PROBLEM DETAILS
Wherever a line holds the word "Image", copy that line out.

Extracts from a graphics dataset

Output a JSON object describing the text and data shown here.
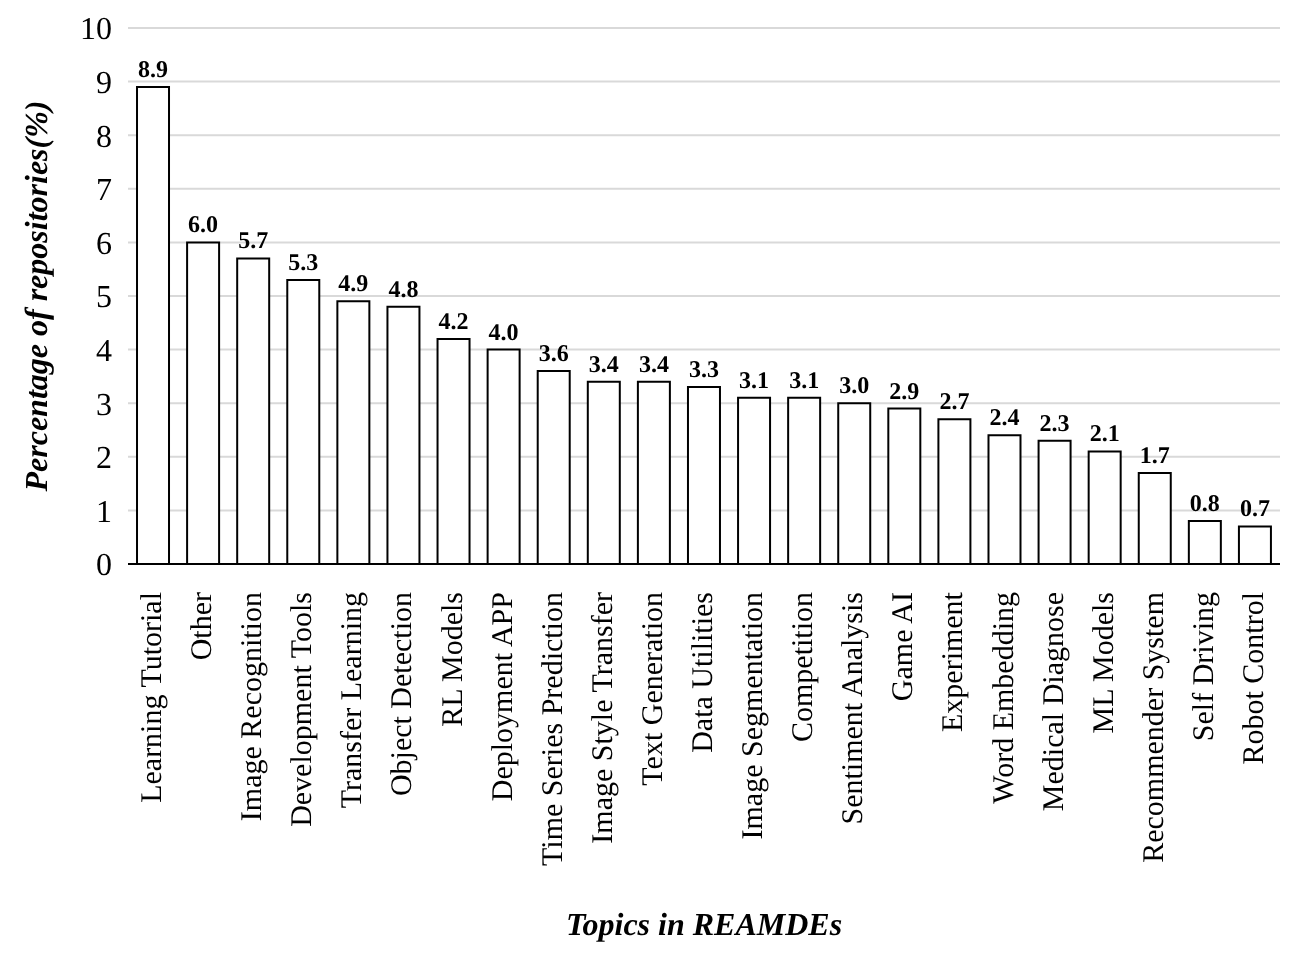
{
  "chart_data": {
    "type": "bar",
    "xlabel": "Topics in REAMDEs",
    "ylabel": "Percentage of repositories(%)",
    "categories": [
      "Learning Tutorial",
      "Other",
      "Image Recognition",
      "Development Tools",
      "Transfer Learning",
      "Object Detection",
      "RL Models",
      "Deployment APP",
      "Time Series Prediction",
      "Image Style Transfer",
      "Text Generation",
      "Data Utilities",
      "Image Segmentation",
      "Competition",
      "Sentiment Analysis",
      "Game AI",
      "Experiment",
      "Word Embedding",
      "Medical Diagnose",
      "ML Models",
      "Recommender System",
      "Self Driving",
      "Robot Control"
    ],
    "values": [
      8.9,
      6.0,
      5.7,
      5.3,
      4.9,
      4.8,
      4.2,
      4.0,
      3.6,
      3.4,
      3.4,
      3.3,
      3.1,
      3.1,
      3.0,
      2.9,
      2.7,
      2.4,
      2.3,
      2.1,
      1.7,
      0.8,
      0.7
    ],
    "value_labels": [
      "8.9",
      "6.0",
      "5.7",
      "5.3",
      "4.9",
      "4.8",
      "4.2",
      "4.0",
      "3.6",
      "3.4",
      "3.4",
      "3.3",
      "3.1",
      "3.1",
      "3.0",
      "2.9",
      "2.7",
      "2.4",
      "2.3",
      "2.1",
      "1.7",
      "0.8",
      "0.7"
    ],
    "color": "#ffffff",
    "ylim": [
      0,
      10
    ],
    "yticks": [
      0,
      1,
      2,
      3,
      4,
      5,
      6,
      7,
      8,
      9,
      10
    ],
    "grid": "y"
  }
}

TASK RESPONSE
      "Image Recognition",
      "Image Style Transfer",
      "Image Segmentation",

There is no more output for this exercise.